● Task directions
Lines containing the string "style" are to be collected in full.

──────── Input

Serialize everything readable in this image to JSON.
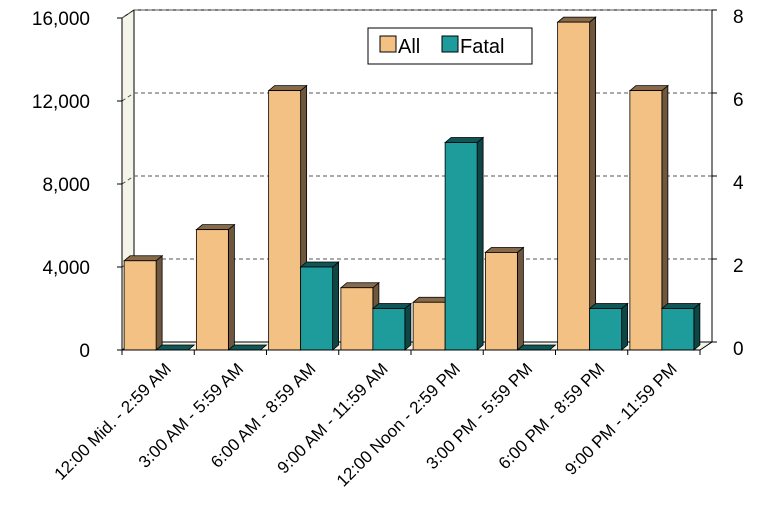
{
  "chart_data": {
    "type": "bar",
    "title": "",
    "xlabel": "",
    "ylabel": "",
    "categories": [
      "12:00 Mid. - 2:59 AM",
      "3:00 AM - 5:59 AM",
      "6:00 AM - 8:59 AM",
      "9:00 AM - 11:59 AM",
      "12:00 Noon - 2:59 PM",
      "3:00 PM - 5:59 PM",
      "6:00 PM - 8:59 PM",
      "9:00 PM - 11:59 PM"
    ],
    "series": [
      {
        "name": "All",
        "axis": "left",
        "color": "#F4C185",
        "values": [
          4300,
          5800,
          12500,
          3000,
          2300,
          4700,
          15800,
          12500
        ]
      },
      {
        "name": "Fatal",
        "axis": "right",
        "color": "#1E9C9C",
        "values": [
          0,
          0,
          2,
          1,
          5,
          0,
          1,
          1
        ]
      }
    ],
    "ylim_left": [
      0,
      16000
    ],
    "ylim_right": [
      0,
      8
    ],
    "y_ticks_left": [
      "0",
      "4,000",
      "8,000",
      "12,000",
      "16,000"
    ],
    "y_ticks_right": [
      "0",
      "2",
      "4",
      "6",
      "8"
    ],
    "grid": true,
    "legend_position": "top-right"
  }
}
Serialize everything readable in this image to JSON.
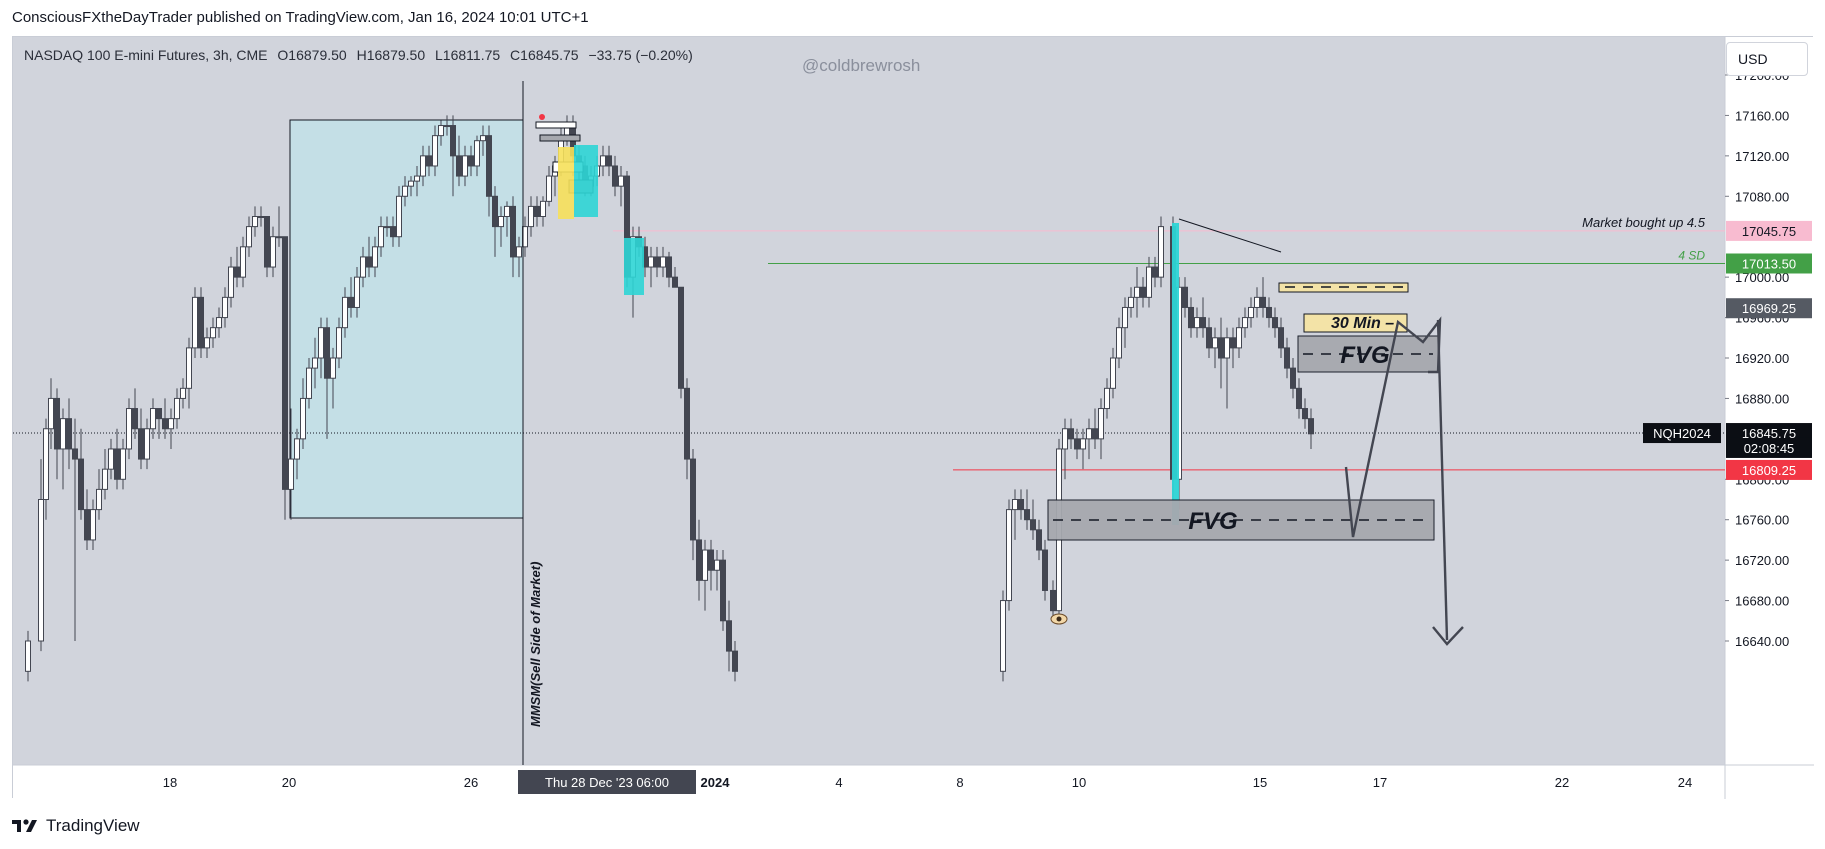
{
  "header": {
    "published_by": "ConsciousFXtheDayTrader published on TradingView.com, Jan 16, 2024 10:01 UTC+1"
  },
  "legend": {
    "instrument": "NASDAQ 100 E-mini Futures, 3h, CME",
    "open": "O16879.50",
    "high": "H16879.50",
    "low": "L16811.75",
    "close": "C16845.75",
    "change": "−33.75 (−0.20%)"
  },
  "watermark": "@coldbrewrosh",
  "currency_button": "USD",
  "footer": {
    "brand": "TradingView"
  },
  "colors": {
    "background": "#d1d4dc",
    "candle": "#434651",
    "range_box": "#c4dfe6",
    "cyan": "#2dd5d5",
    "yellow": "#f6e05a",
    "fvg_box": "#a6a8ae",
    "red_line": "#f23645",
    "green_line": "#43a047",
    "pink_line": "#f8bbd0"
  },
  "chart_data": {
    "type": "candlestick",
    "symbol": "NQH2024",
    "timeframe": "3h",
    "y_range": [
      16600,
      17235
    ],
    "x_tick_labels": [
      "18",
      "20",
      "26",
      "2024",
      "4",
      "8",
      "10",
      "15",
      "17",
      "22",
      "24"
    ],
    "y_tick_labels": [
      "17200.00",
      "17160.00",
      "17120.00",
      "17080.00",
      "17000.00",
      "16960.00",
      "16920.00",
      "16880.00",
      "16800.00",
      "16760.00",
      "16720.00",
      "16680.00",
      "16640.00"
    ],
    "crosshair_date_label": "Thu 28 Dec '23   06:00",
    "price_tags": [
      {
        "label": "17045.75",
        "price": 17045.75,
        "style": "pink"
      },
      {
        "label": "17013.50",
        "price": 17013.5,
        "style": "green"
      },
      {
        "label": "16969.25",
        "price": 16969.25,
        "style": "gray"
      },
      {
        "label": "16845.75",
        "price": 16845.75,
        "style": "dark"
      },
      {
        "label": "02:08:45",
        "price": 16831,
        "style": "dark"
      },
      {
        "label": "16809.25",
        "price": 16809.25,
        "style": "red"
      }
    ],
    "horizontal_lines": [
      {
        "name": "market-bought-up-line",
        "price": 17045.75,
        "from": 600,
        "label": "Market bought up 4.5"
      },
      {
        "name": "four-sd-line",
        "price": 17013.5,
        "from": 755,
        "label": "4 SD"
      },
      {
        "name": "low-line",
        "price": 16809.25,
        "from": 940
      },
      {
        "name": "last-price-line",
        "price": 16845.75,
        "from": 0
      }
    ],
    "annotations": {
      "vertical_label": "MMSM(Sell Side of Market)",
      "fvg_labels": [
        "FVG",
        "FVG"
      ],
      "thirty_min_label": "30 Min",
      "current_symbol_label": "NQH2024"
    },
    "candles": [
      [
        15,
        16610,
        16650,
        16600,
        16640
      ],
      [
        28,
        16640,
        16820,
        16630,
        16780
      ],
      [
        33,
        16780,
        16860,
        16760,
        16850
      ],
      [
        38,
        16850,
        16900,
        16830,
        16880
      ],
      [
        44,
        16880,
        16890,
        16800,
        16830
      ],
      [
        50,
        16830,
        16870,
        16790,
        16860
      ],
      [
        56,
        16860,
        16880,
        16810,
        16830
      ],
      [
        62,
        16830,
        16860,
        16640,
        16820
      ],
      [
        68,
        16820,
        16850,
        16760,
        16770
      ],
      [
        74,
        16770,
        16790,
        16730,
        16740
      ],
      [
        80,
        16740,
        16780,
        16730,
        16770
      ],
      [
        86,
        16770,
        16810,
        16760,
        16790
      ],
      [
        92,
        16790,
        16830,
        16780,
        16810
      ],
      [
        98,
        16810,
        16840,
        16800,
        16830
      ],
      [
        104,
        16830,
        16850,
        16790,
        16800
      ],
      [
        110,
        16800,
        16840,
        16790,
        16830
      ],
      [
        116,
        16830,
        16880,
        16820,
        16870
      ],
      [
        122,
        16870,
        16890,
        16840,
        16850
      ],
      [
        128,
        16850,
        16870,
        16810,
        16820
      ],
      [
        134,
        16820,
        16860,
        16810,
        16850
      ],
      [
        140,
        16850,
        16880,
        16840,
        16870
      ],
      [
        146,
        16870,
        16870,
        16840,
        16860
      ],
      [
        152,
        16860,
        16880,
        16840,
        16850
      ],
      [
        158,
        16850,
        16870,
        16830,
        16860
      ],
      [
        164,
        16860,
        16890,
        16850,
        16880
      ],
      [
        170,
        16880,
        16900,
        16870,
        16890
      ],
      [
        176,
        16890,
        16940,
        16870,
        16930
      ],
      [
        182,
        16930,
        16990,
        16920,
        16980
      ],
      [
        188,
        16980,
        16990,
        16920,
        16930
      ],
      [
        194,
        16930,
        16950,
        16920,
        16940
      ],
      [
        200,
        16940,
        16960,
        16930,
        16950
      ],
      [
        206,
        16950,
        16970,
        16940,
        16960
      ],
      [
        212,
        16960,
        16990,
        16950,
        16980
      ],
      [
        218,
        16980,
        17020,
        16970,
        17010
      ],
      [
        224,
        17010,
        17030,
        16990,
        17000
      ],
      [
        230,
        17000,
        17040,
        16990,
        17030
      ],
      [
        236,
        17030,
        17060,
        17020,
        17050
      ],
      [
        242,
        17050,
        17070,
        17040,
        17060
      ],
      [
        248,
        17060,
        17070,
        17050,
        17060
      ],
      [
        254,
        17060,
        17060,
        17000,
        17010
      ],
      [
        260,
        17010,
        17050,
        17000,
        17040
      ],
      [
        266,
        17040,
        17070,
        17030,
        17040
      ],
      [
        272,
        17040,
        17040,
        16760,
        16790
      ],
      [
        278,
        16790,
        16870,
        16760,
        16820
      ],
      [
        284,
        16820,
        16850,
        16800,
        16840
      ],
      [
        290,
        16840,
        16900,
        16830,
        16880
      ],
      [
        296,
        16880,
        16920,
        16870,
        16910
      ],
      [
        302,
        16910,
        16940,
        16890,
        16920
      ],
      [
        308,
        16920,
        16960,
        16900,
        16950
      ],
      [
        314,
        16950,
        16960,
        16840,
        16900
      ],
      [
        320,
        16900,
        16930,
        16870,
        16920
      ],
      [
        326,
        16920,
        16960,
        16910,
        16950
      ],
      [
        332,
        16950,
        16990,
        16940,
        16980
      ],
      [
        338,
        16980,
        17000,
        16960,
        16970
      ],
      [
        344,
        16970,
        17010,
        16960,
        17000
      ],
      [
        350,
        17000,
        17030,
        16990,
        17020
      ],
      [
        356,
        17020,
        17040,
        17000,
        17010
      ],
      [
        362,
        17010,
        17040,
        17000,
        17030
      ],
      [
        368,
        17030,
        17060,
        17020,
        17050
      ],
      [
        374,
        17050,
        17060,
        17040,
        17050
      ],
      [
        380,
        17050,
        17060,
        17030,
        17040
      ],
      [
        386,
        17040,
        17090,
        17030,
        17080
      ],
      [
        392,
        17080,
        17100,
        17070,
        17090
      ],
      [
        398,
        17090,
        17100,
        17080,
        17095
      ],
      [
        404,
        17095,
        17110,
        17080,
        17100
      ],
      [
        410,
        17100,
        17130,
        17090,
        17120
      ],
      [
        416,
        17120,
        17130,
        17100,
        17110
      ],
      [
        422,
        17110,
        17150,
        17100,
        17140
      ],
      [
        428,
        17140,
        17155,
        17130,
        17150
      ],
      [
        434,
        17150,
        17160,
        17140,
        17150
      ],
      [
        440,
        17150,
        17160,
        17080,
        17120
      ],
      [
        446,
        17120,
        17140,
        17090,
        17100
      ],
      [
        452,
        17100,
        17130,
        17090,
        17120
      ],
      [
        458,
        17120,
        17130,
        17100,
        17110
      ],
      [
        464,
        17110,
        17140,
        17100,
        17135
      ],
      [
        470,
        17135,
        17150,
        17120,
        17140
      ],
      [
        476,
        17140,
        17150,
        17060,
        17080
      ],
      [
        482,
        17080,
        17090,
        17020,
        17050
      ],
      [
        488,
        17050,
        17070,
        17030,
        17060
      ],
      [
        494,
        17060,
        17075,
        17040,
        17070
      ],
      [
        500,
        17070,
        17080,
        17000,
        17020
      ],
      [
        506,
        17020,
        17040,
        17000,
        17030
      ],
      [
        512,
        17030,
        17060,
        17020,
        17050
      ],
      [
        518,
        17050,
        17080,
        17040,
        17070
      ],
      [
        524,
        17070,
        17080,
        17050,
        17060
      ],
      [
        530,
        17060,
        17080,
        17050,
        17075
      ],
      [
        536,
        17075,
        17110,
        17070,
        17100
      ],
      [
        542,
        17100,
        17120,
        17080,
        17110
      ],
      [
        548,
        17110,
        17150,
        17100,
        17140
      ],
      [
        554,
        17140,
        17160,
        17130,
        17150
      ],
      [
        560,
        17150,
        17160,
        17100,
        17120
      ],
      [
        566,
        17120,
        17130,
        17090,
        17110
      ],
      [
        572,
        17110,
        17120,
        17080,
        17090
      ],
      [
        578,
        17090,
        17110,
        17080,
        17100
      ],
      [
        584,
        17100,
        17120,
        17090,
        17110
      ],
      [
        590,
        17110,
        17130,
        17100,
        17120
      ],
      [
        596,
        17120,
        17130,
        17100,
        17110
      ],
      [
        602,
        17110,
        17120,
        17080,
        17090
      ],
      [
        608,
        17090,
        17110,
        17070,
        17100
      ],
      [
        614,
        17100,
        17105,
        16990,
        17000
      ],
      [
        620,
        17000,
        17050,
        16960,
        17040
      ],
      [
        626,
        17040,
        17050,
        17020,
        17030
      ],
      [
        632,
        17030,
        17040,
        17000,
        17010
      ],
      [
        638,
        17010,
        17030,
        16990,
        17020
      ],
      [
        644,
        17020,
        17030,
        17000,
        17010
      ],
      [
        650,
        17010,
        17030,
        17000,
        17020
      ],
      [
        656,
        17020,
        17025,
        16990,
        17000
      ],
      [
        662,
        17000,
        17010,
        16990,
        16990
      ],
      [
        668,
        16990,
        16990,
        16880,
        16890
      ],
      [
        674,
        16890,
        16900,
        16800,
        16820
      ],
      [
        680,
        16820,
        16830,
        16720,
        16740
      ],
      [
        686,
        16740,
        16760,
        16680,
        16700
      ],
      [
        692,
        16700,
        16740,
        16670,
        16730
      ],
      [
        698,
        16730,
        16740,
        16690,
        16710
      ],
      [
        704,
        16710,
        16730,
        16690,
        16720
      ],
      [
        710,
        16720,
        16730,
        16650,
        16660
      ],
      [
        716,
        16660,
        16680,
        16610,
        16630
      ],
      [
        722,
        16630,
        16640,
        16600,
        16610
      ],
      [
        990,
        16610,
        16690,
        16600,
        16680
      ],
      [
        996,
        16680,
        16780,
        16670,
        16770
      ],
      [
        1002,
        16770,
        16790,
        16740,
        16780
      ],
      [
        1008,
        16780,
        16790,
        16760,
        16770
      ],
      [
        1014,
        16770,
        16790,
        16750,
        16760
      ],
      [
        1020,
        16760,
        16780,
        16740,
        16750
      ],
      [
        1026,
        16750,
        16760,
        16720,
        16730
      ],
      [
        1032,
        16730,
        16740,
        16680,
        16690
      ],
      [
        1040,
        16690,
        16700,
        16660,
        16670
      ],
      [
        1046,
        16670,
        16840,
        16660,
        16830
      ],
      [
        1052,
        16830,
        16860,
        16800,
        16850
      ],
      [
        1058,
        16850,
        16860,
        16830,
        16840
      ],
      [
        1064,
        16840,
        16850,
        16820,
        16830
      ],
      [
        1070,
        16830,
        16850,
        16810,
        16840
      ],
      [
        1076,
        16840,
        16860,
        16820,
        16850
      ],
      [
        1082,
        16850,
        16870,
        16830,
        16840
      ],
      [
        1088,
        16840,
        16880,
        16820,
        16870
      ],
      [
        1094,
        16870,
        16900,
        16860,
        16890
      ],
      [
        1100,
        16890,
        16930,
        16880,
        16920
      ],
      [
        1106,
        16920,
        16960,
        16910,
        16950
      ],
      [
        1112,
        16950,
        16980,
        16930,
        16970
      ],
      [
        1118,
        16970,
        16990,
        16960,
        16980
      ],
      [
        1124,
        16980,
        17010,
        16960,
        16990
      ],
      [
        1130,
        16990,
        17000,
        16970,
        16980
      ],
      [
        1136,
        16980,
        17020,
        16970,
        17010
      ],
      [
        1142,
        17010,
        17020,
        16990,
        17000
      ],
      [
        1148,
        17000,
        17060,
        16990,
        17050
      ],
      [
        1160,
        17050,
        17060,
        16780,
        16800
      ],
      [
        1166,
        16800,
        17000,
        16770,
        16990
      ],
      [
        1172,
        16990,
        17000,
        16960,
        16970
      ],
      [
        1178,
        16970,
        16980,
        16940,
        16950
      ],
      [
        1184,
        16950,
        16970,
        16940,
        16960
      ],
      [
        1190,
        16960,
        16980,
        16940,
        16950
      ],
      [
        1196,
        16950,
        16960,
        16920,
        16930
      ],
      [
        1202,
        16930,
        16950,
        16910,
        16940
      ],
      [
        1208,
        16940,
        16960,
        16890,
        16920
      ],
      [
        1214,
        16920,
        16950,
        16870,
        16940
      ],
      [
        1220,
        16940,
        16950,
        16910,
        16930
      ],
      [
        1226,
        16930,
        16960,
        16920,
        16950
      ],
      [
        1232,
        16950,
        16970,
        16940,
        16960
      ],
      [
        1238,
        16960,
        16980,
        16950,
        16970
      ],
      [
        1244,
        16970,
        16990,
        16960,
        16980
      ],
      [
        1250,
        16980,
        17000,
        16960,
        16970
      ],
      [
        1256,
        16970,
        16980,
        16950,
        16960
      ],
      [
        1262,
        16960,
        16970,
        16940,
        16950
      ],
      [
        1268,
        16950,
        16960,
        16920,
        16930
      ],
      [
        1274,
        16930,
        16940,
        16900,
        16910
      ],
      [
        1280,
        16910,
        16920,
        16880,
        16890
      ],
      [
        1286,
        16890,
        16900,
        16860,
        16870
      ],
      [
        1292,
        16870,
        16880,
        16850,
        16860
      ],
      [
        1298,
        16860,
        16870,
        16830,
        16845
      ]
    ]
  }
}
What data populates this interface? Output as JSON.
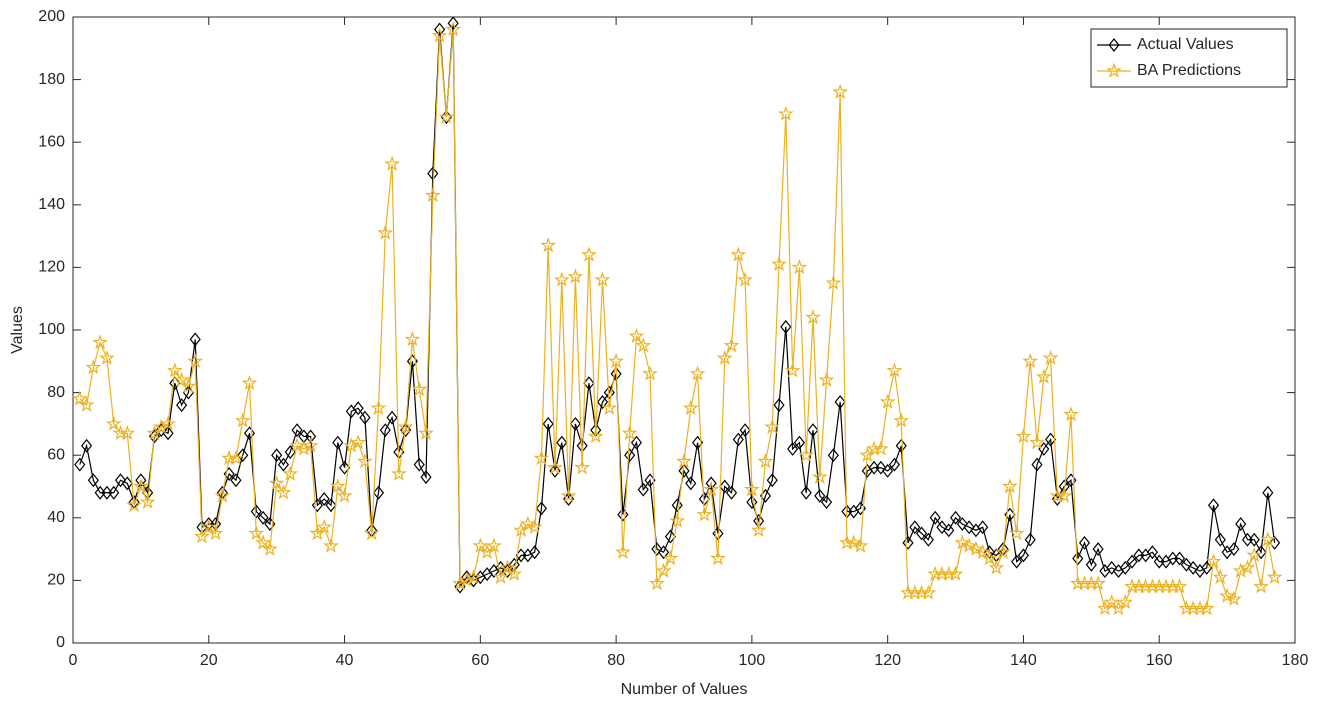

────────────────

● Answer to the exercise
        "style": "pink"
        "style": "green"
        "style": "gray"
        "style": "dark"
        "style": "dark"
        "style": "red"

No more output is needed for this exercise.